_Short exercise:_
Write out the full set of records exactly. Any pictures in them do not belong in the copy.

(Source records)
#####

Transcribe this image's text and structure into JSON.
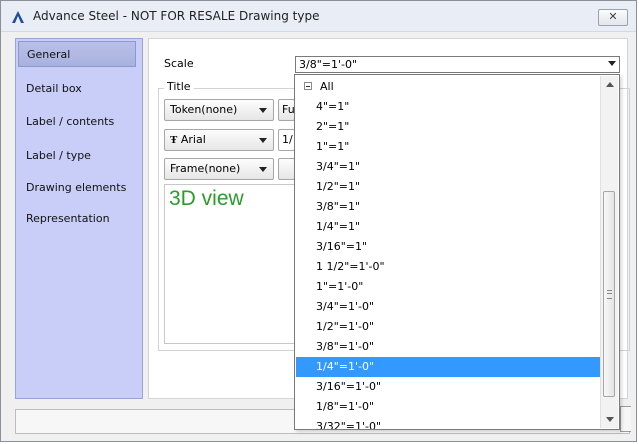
{
  "window": {
    "title": "Advance Steel - NOT FOR RESALE  Drawing type",
    "close_icon": "close-icon"
  },
  "sidebar": {
    "items": [
      {
        "label": "General",
        "selected": true
      },
      {
        "label": "Detail box",
        "selected": false
      },
      {
        "label": "Label / contents",
        "selected": false
      },
      {
        "label": "Label / type",
        "selected": false
      },
      {
        "label": "Drawing elements",
        "selected": false
      },
      {
        "label": "Representation",
        "selected": false
      }
    ]
  },
  "general": {
    "scale_label": "Scale",
    "scale_value": "3/8\"=1'-0\"",
    "title_group_label": "Title",
    "token_value": "Token(none)",
    "token_second": "Fu",
    "font_icon": "font-type-icon",
    "font_glyph": "Ŧ",
    "font_value": "Arial",
    "font_second": "1/",
    "frame_value": "Frame(none)",
    "preview_text": "3D view"
  },
  "dropdown": {
    "root_label": "All",
    "items": [
      "4\"=1\"",
      "2\"=1\"",
      "1\"=1\"",
      "3/4\"=1\"",
      "1/2\"=1\"",
      "3/8\"=1\"",
      "1/4\"=1\"",
      "3/16\"=1\"",
      "1 1/2\"=1'-0\"",
      "1\"=1'-0\"",
      "3/4\"=1'-0\"",
      "1/2\"=1'-0\"",
      "3/8\"=1'-0\"",
      "1/4\"=1'-0\"",
      "3/16\"=1'-0\"",
      "1/8\"=1'-0\"",
      "3/32\"=1'-0\""
    ],
    "selected_index": 13
  },
  "colors": {
    "sidebar_bg": "#c9cef8",
    "selection": "#3399ff",
    "preview_text": "#2c9b2c"
  }
}
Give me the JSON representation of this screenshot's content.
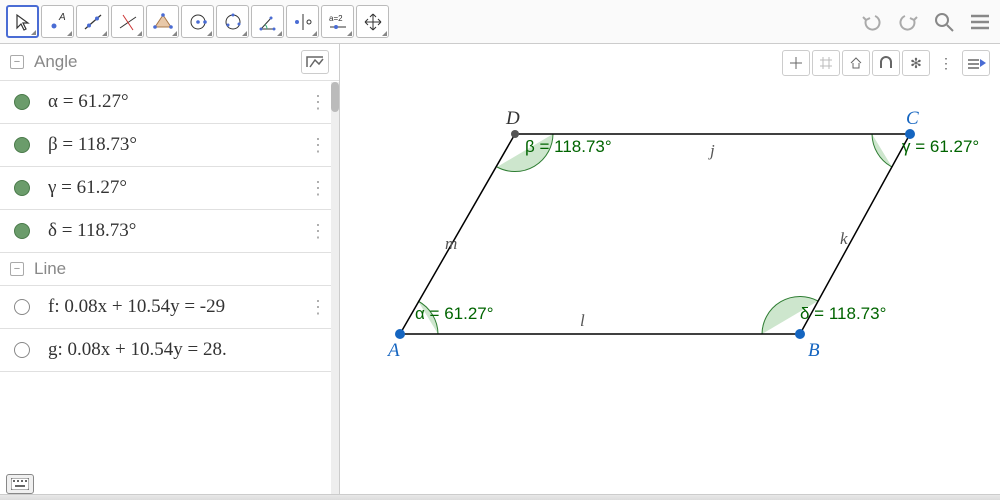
{
  "algebra": {
    "angle_header": "Angle",
    "line_header": "Line",
    "angles": [
      {
        "name": "α",
        "value": "61.27°"
      },
      {
        "name": "β",
        "value": "118.73°"
      },
      {
        "name": "γ",
        "value": "61.27°"
      },
      {
        "name": "δ",
        "value": "118.73°"
      }
    ],
    "lines": [
      {
        "name": "f",
        "eq": "0.08x + 10.54y = -29"
      },
      {
        "name": "g",
        "eq": "0.08x + 10.54y = 28."
      }
    ]
  },
  "graphics": {
    "points": {
      "A": "A",
      "B": "B",
      "C": "C",
      "D": "D"
    },
    "segments": {
      "j": "j",
      "k": "k",
      "l": "l",
      "m": "m"
    },
    "angle_labels": {
      "alpha": "α = 61.27°",
      "beta": "β = 118.73°",
      "gamma": "γ = 61.27°",
      "delta": "δ = 118.73°"
    }
  },
  "toolbar": {
    "tools": [
      "move",
      "point",
      "line",
      "perpendicular",
      "polygon",
      "circle",
      "ellipse",
      "angle",
      "reflect",
      "slider",
      "move-view"
    ]
  }
}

#####

_Solution for this problem:_
Transcribe this image's text and structure into JSON.
{
  "window": {
    "title": "Advance Steel - NOT FOR RESALE  Drawing type",
    "close_icon": "close-icon"
  },
  "sidebar": {
    "items": [
      {
        "label": "General",
        "selected": true
      },
      {
        "label": "Detail box",
        "selected": false
      },
      {
        "label": "Label / contents",
        "selected": false
      },
      {
        "label": "Label / type",
        "selected": false
      },
      {
        "label": "Drawing elements",
        "selected": false
      },
      {
        "label": "Representation",
        "selected": false
      }
    ]
  },
  "general": {
    "scale_label": "Scale",
    "scale_value": "3/8\"=1'-0\"",
    "title_group_label": "Title",
    "token_value": "Token(none)",
    "token_second": "Fu",
    "font_icon": "font-type-icon",
    "font_glyph": "Ŧ",
    "font_value": "Arial",
    "font_second": "1/",
    "frame_value": "Frame(none)",
    "preview_text": "3D view"
  },
  "dropdown": {
    "root_label": "All",
    "items": [
      "4\"=1\"",
      "2\"=1\"",
      "1\"=1\"",
      "3/4\"=1\"",
      "1/2\"=1\"",
      "3/8\"=1\"",
      "1/4\"=1\"",
      "3/16\"=1\"",
      "1 1/2\"=1'-0\"",
      "1\"=1'-0\"",
      "3/4\"=1'-0\"",
      "1/2\"=1'-0\"",
      "3/8\"=1'-0\"",
      "1/4\"=1'-0\"",
      "3/16\"=1'-0\"",
      "1/8\"=1'-0\"",
      "3/32\"=1'-0\""
    ],
    "selected_index": 13
  },
  "colors": {
    "sidebar_bg": "#c9cef8",
    "selection": "#3399ff",
    "preview_text": "#2c9b2c"
  }
}
Give me the JSON representation of this screenshot's content.
{
  "algebra": {
    "angle_header": "Angle",
    "line_header": "Line",
    "angles": [
      {
        "name": "α",
        "value": "61.27°"
      },
      {
        "name": "β",
        "value": "118.73°"
      },
      {
        "name": "γ",
        "value": "61.27°"
      },
      {
        "name": "δ",
        "value": "118.73°"
      }
    ],
    "lines": [
      {
        "name": "f",
        "eq": "0.08x + 10.54y = -29"
      },
      {
        "name": "g",
        "eq": "0.08x + 10.54y = 28."
      }
    ]
  },
  "graphics": {
    "points": {
      "A": "A",
      "B": "B",
      "C": "C",
      "D": "D"
    },
    "segments": {
      "j": "j",
      "k": "k",
      "l": "l",
      "m": "m"
    },
    "angle_labels": {
      "alpha": "α = 61.27°",
      "beta": "β = 118.73°",
      "gamma": "γ = 61.27°",
      "delta": "δ = 118.73°"
    }
  },
  "toolbar": {
    "tools": [
      "move",
      "point",
      "line",
      "perpendicular",
      "polygon",
      "circle",
      "ellipse",
      "angle",
      "reflect",
      "slider",
      "move-view"
    ]
  }
}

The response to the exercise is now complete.